═══ Provided material ═══
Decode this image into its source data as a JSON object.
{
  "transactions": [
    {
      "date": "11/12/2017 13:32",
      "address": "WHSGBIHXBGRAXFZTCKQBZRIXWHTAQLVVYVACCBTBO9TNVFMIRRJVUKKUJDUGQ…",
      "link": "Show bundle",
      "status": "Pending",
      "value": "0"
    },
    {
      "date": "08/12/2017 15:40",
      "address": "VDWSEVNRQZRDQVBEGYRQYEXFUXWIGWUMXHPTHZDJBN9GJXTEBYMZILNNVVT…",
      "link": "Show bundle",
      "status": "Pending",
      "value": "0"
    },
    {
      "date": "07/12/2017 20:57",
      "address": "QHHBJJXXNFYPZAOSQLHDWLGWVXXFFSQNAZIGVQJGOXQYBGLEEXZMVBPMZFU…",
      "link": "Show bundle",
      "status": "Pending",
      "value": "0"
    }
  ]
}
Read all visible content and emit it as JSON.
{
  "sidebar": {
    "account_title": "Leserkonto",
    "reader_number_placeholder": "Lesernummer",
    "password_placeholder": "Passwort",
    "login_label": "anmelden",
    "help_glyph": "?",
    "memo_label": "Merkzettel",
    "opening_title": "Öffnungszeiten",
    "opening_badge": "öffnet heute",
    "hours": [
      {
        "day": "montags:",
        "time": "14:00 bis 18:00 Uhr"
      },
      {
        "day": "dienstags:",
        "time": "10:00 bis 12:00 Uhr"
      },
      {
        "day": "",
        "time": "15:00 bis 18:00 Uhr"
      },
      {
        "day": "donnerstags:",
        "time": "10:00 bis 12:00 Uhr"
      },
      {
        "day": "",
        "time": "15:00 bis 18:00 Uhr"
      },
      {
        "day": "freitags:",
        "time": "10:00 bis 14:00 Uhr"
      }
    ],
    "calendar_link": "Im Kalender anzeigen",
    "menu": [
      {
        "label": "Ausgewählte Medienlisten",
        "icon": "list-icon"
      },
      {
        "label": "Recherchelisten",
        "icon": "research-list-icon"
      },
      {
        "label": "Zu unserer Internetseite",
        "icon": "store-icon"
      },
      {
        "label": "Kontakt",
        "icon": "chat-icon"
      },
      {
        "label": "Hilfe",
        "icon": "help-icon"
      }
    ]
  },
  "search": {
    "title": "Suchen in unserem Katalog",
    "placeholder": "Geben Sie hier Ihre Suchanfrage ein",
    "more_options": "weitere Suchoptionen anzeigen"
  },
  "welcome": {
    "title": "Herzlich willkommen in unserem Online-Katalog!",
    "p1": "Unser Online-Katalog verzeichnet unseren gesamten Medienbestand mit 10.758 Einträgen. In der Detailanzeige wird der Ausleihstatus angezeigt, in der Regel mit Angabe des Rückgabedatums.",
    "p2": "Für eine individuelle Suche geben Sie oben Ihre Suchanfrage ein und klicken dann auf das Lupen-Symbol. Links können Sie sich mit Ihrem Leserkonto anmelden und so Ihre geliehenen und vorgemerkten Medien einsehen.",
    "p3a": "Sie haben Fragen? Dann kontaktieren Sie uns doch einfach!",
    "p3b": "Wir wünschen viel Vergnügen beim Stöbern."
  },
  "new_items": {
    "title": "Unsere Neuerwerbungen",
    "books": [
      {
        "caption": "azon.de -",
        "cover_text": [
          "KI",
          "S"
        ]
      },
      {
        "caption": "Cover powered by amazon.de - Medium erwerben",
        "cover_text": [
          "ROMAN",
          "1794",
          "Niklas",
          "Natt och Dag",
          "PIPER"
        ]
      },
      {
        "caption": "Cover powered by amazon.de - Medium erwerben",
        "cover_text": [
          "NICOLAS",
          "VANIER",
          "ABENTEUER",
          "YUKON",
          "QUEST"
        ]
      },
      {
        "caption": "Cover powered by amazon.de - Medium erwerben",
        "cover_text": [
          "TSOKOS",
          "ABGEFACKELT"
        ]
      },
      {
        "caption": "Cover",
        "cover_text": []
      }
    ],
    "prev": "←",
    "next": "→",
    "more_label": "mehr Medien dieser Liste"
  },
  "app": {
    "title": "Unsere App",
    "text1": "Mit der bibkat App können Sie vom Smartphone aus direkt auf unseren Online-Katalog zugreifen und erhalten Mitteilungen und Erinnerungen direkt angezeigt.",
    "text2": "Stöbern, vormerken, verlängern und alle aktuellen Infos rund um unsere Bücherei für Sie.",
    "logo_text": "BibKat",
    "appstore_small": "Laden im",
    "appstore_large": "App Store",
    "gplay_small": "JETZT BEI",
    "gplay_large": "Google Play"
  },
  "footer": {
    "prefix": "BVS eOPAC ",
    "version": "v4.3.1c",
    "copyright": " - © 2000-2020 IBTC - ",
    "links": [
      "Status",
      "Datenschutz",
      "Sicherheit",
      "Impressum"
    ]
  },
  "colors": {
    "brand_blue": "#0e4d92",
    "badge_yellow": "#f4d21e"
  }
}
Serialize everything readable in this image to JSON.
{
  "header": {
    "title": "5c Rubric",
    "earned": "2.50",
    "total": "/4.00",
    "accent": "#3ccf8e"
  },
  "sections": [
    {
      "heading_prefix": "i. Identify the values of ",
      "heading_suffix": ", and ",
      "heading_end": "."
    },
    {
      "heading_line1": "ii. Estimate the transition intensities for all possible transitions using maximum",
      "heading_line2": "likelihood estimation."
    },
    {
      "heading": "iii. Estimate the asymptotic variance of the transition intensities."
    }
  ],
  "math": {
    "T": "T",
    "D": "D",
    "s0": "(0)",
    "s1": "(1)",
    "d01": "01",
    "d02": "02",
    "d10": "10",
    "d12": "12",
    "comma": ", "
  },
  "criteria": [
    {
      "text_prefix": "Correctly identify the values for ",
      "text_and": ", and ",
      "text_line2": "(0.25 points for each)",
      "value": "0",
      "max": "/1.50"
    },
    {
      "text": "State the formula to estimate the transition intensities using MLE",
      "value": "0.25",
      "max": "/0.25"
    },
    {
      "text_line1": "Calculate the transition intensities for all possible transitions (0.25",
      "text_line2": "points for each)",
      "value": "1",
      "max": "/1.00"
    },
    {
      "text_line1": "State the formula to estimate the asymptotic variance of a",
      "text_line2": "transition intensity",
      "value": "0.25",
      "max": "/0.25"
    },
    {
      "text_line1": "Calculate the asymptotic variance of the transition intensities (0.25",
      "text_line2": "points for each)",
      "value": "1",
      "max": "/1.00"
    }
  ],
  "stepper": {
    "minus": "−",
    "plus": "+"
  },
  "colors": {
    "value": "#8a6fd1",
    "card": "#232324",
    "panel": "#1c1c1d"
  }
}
═══
_Task directions_
Could you reproduce every record above exactly as it appears?

_Worked solution_
Decode this image into its source data as a JSON object.
{
  "transactions": [
    {
      "date": "11/12/2017 13:32",
      "address": "WHSGBIHXBGRAXFZTCKQBZRIXWHTAQLVVYVACCBTBO9TNVFMIRRJVUKKUJDUGQ…",
      "link": "Show bundle",
      "status": "Pending",
      "value": "0"
    },
    {
      "date": "08/12/2017 15:40",
      "address": "VDWSEVNRQZRDQVBEGYRQYEXFUXWIGWUMXHPTHZDJBN9GJXTEBYMZILNNVVT…",
      "link": "Show bundle",
      "status": "Pending",
      "value": "0"
    },
    {
      "date": "07/12/2017 20:57",
      "address": "QHHBJJXXNFYPZAOSQLHDWLGWVXXFFSQNAZIGVQJGOXQYBGLEEXZMVBPMZFU…",
      "link": "Show bundle",
      "status": "Pending",
      "value": "0"
    }
  ]
}
Read all visible content and emit it as JSON.
{
  "sidebar": {
    "account_title": "Leserkonto",
    "reader_number_placeholder": "Lesernummer",
    "password_placeholder": "Passwort",
    "login_label": "anmelden",
    "help_glyph": "?",
    "memo_label": "Merkzettel",
    "opening_title": "Öffnungszeiten",
    "opening_badge": "öffnet heute",
    "hours": [
      {
        "day": "montags:",
        "time": "14:00 bis 18:00 Uhr"
      },
      {
        "day": "dienstags:",
        "time": "10:00 bis 12:00 Uhr"
      },
      {
        "day": "",
        "time": "15:00 bis 18:00 Uhr"
      },
      {
        "day": "donnerstags:",
        "time": "10:00 bis 12:00 Uhr"
      },
      {
        "day": "",
        "time": "15:00 bis 18:00 Uhr"
      },
      {
        "day": "freitags:",
        "time": "10:00 bis 14:00 Uhr"
      }
    ],
    "calendar_link": "Im Kalender anzeigen",
    "menu": [
      {
        "label": "Ausgewählte Medienlisten",
        "icon": "list-icon"
      },
      {
        "label": "Recherchelisten",
        "icon": "research-list-icon"
      },
      {
        "label": "Zu unserer Internetseite",
        "icon": "store-icon"
      },
      {
        "label": "Kontakt",
        "icon": "chat-icon"
      },
      {
        "label": "Hilfe",
        "icon": "help-icon"
      }
    ]
  },
  "search": {
    "title": "Suchen in unserem Katalog",
    "placeholder": "Geben Sie hier Ihre Suchanfrage ein",
    "more_options": "weitere Suchoptionen anzeigen"
  },
  "welcome": {
    "title": "Herzlich willkommen in unserem Online-Katalog!",
    "p1": "Unser Online-Katalog verzeichnet unseren gesamten Medienbestand mit 10.758 Einträgen. In der Detailanzeige wird der Ausleihstatus angezeigt, in der Regel mit Angabe des Rückgabedatums.",
    "p2": "Für eine individuelle Suche geben Sie oben Ihre Suchanfrage ein und klicken dann auf das Lupen-Symbol. Links können Sie sich mit Ihrem Leserkonto anmelden und so Ihre geliehenen und vorgemerkten Medien einsehen.",
    "p3a": "Sie haben Fragen? Dann kontaktieren Sie uns doch einfach!",
    "p3b": "Wir wünschen viel Vergnügen beim Stöbern."
  },
  "new_items": {
    "title": "Unsere Neuerwerbungen",
    "books": [
      {
        "caption": "azon.de -",
        "cover_text": [
          "KI",
          "S"
        ]
      },
      {
        "caption": "Cover powered by amazon.de - Medium erwerben",
        "cover_text": [
          "ROMAN",
          "1794",
          "Niklas",
          "Natt och Dag",
          "PIPER"
        ]
      },
      {
        "caption": "Cover powered by amazon.de - Medium erwerben",
        "cover_text": [
          "NICOLAS",
          "VANIER",
          "ABENTEUER",
          "YUKON",
          "QUEST"
        ]
      },
      {
        "caption": "Cover powered by amazon.de - Medium erwerben",
        "cover_text": [
          "TSOKOS",
          "ABGEFACKELT"
        ]
      },
      {
        "caption": "Cover",
        "cover_text": []
      }
    ],
    "prev": "←",
    "next": "→",
    "more_label": "mehr Medien dieser Liste"
  },
  "app": {
    "title": "Unsere App",
    "text1": "Mit der bibkat App können Sie vom Smartphone aus direkt auf unseren Online-Katalog zugreifen und erhalten Mitteilungen und Erinnerungen direkt angezeigt.",
    "text2": "Stöbern, vormerken, verlängern und alle aktuellen Infos rund um unsere Bücherei für Sie.",
    "logo_text": "BibKat",
    "appstore_small": "Laden im",
    "appstore_large": "App Store",
    "gplay_small": "JETZT BEI",
    "gplay_large": "Google Play"
  },
  "footer": {
    "prefix": "BVS eOPAC ",
    "version": "v4.3.1c",
    "copyright": " - © 2000-2020 IBTC - ",
    "links": [
      "Status",
      "Datenschutz",
      "Sicherheit",
      "Impressum"
    ]
  },
  "colors": {
    "brand_blue": "#0e4d92",
    "badge_yellow": "#f4d21e"
  }
}
Serialize everything readable in this image to JSON.
{
  "header": {
    "title": "5c Rubric",
    "earned": "2.50",
    "total": "/4.00",
    "accent": "#3ccf8e"
  },
  "sections": [
    {
      "heading_prefix": "i. Identify the values of ",
      "heading_suffix": ", and ",
      "heading_end": "."
    },
    {
      "heading_line1": "ii. Estimate the transition intensities for all possible transitions using maximum",
      "heading_line2": "likelihood estimation."
    },
    {
      "heading": "iii. Estimate the asymptotic variance of the transition intensities."
    }
  ],
  "math": {
    "T": "T",
    "D": "D",
    "s0": "(0)",
    "s1": "(1)",
    "d01": "01",
    "d02": "02",
    "d10": "10",
    "d12": "12",
    "comma": ", "
  },
  "criteria": [
    {
      "text_prefix": "Correctly identify the values for ",
      "text_and": ", and ",
      "text_line2": "(0.25 points for each)",
      "value": "0",
      "max": "/1.50"
    },
    {
      "text": "State the formula to estimate the transition intensities using MLE",
      "value": "0.25",
      "max": "/0.25"
    },
    {
      "text_line1": "Calculate the transition intensities for all possible transitions (0.25",
      "text_line2": "points for each)",
      "value": "1",
      "max": "/1.00"
    },
    {
      "text_line1": "State the formula to estimate the asymptotic variance of a",
      "text_line2": "transition intensity",
      "value": "0.25",
      "max": "/0.25"
    },
    {
      "text_line1": "Calculate the asymptotic variance of the transition intensities (0.25",
      "text_line2": "points for each)",
      "value": "1",
      "max": "/1.00"
    }
  ],
  "stepper": {
    "minus": "−",
    "plus": "+"
  },
  "colors": {
    "value": "#8a6fd1",
    "card": "#232324",
    "panel": "#1c1c1d"
  }
}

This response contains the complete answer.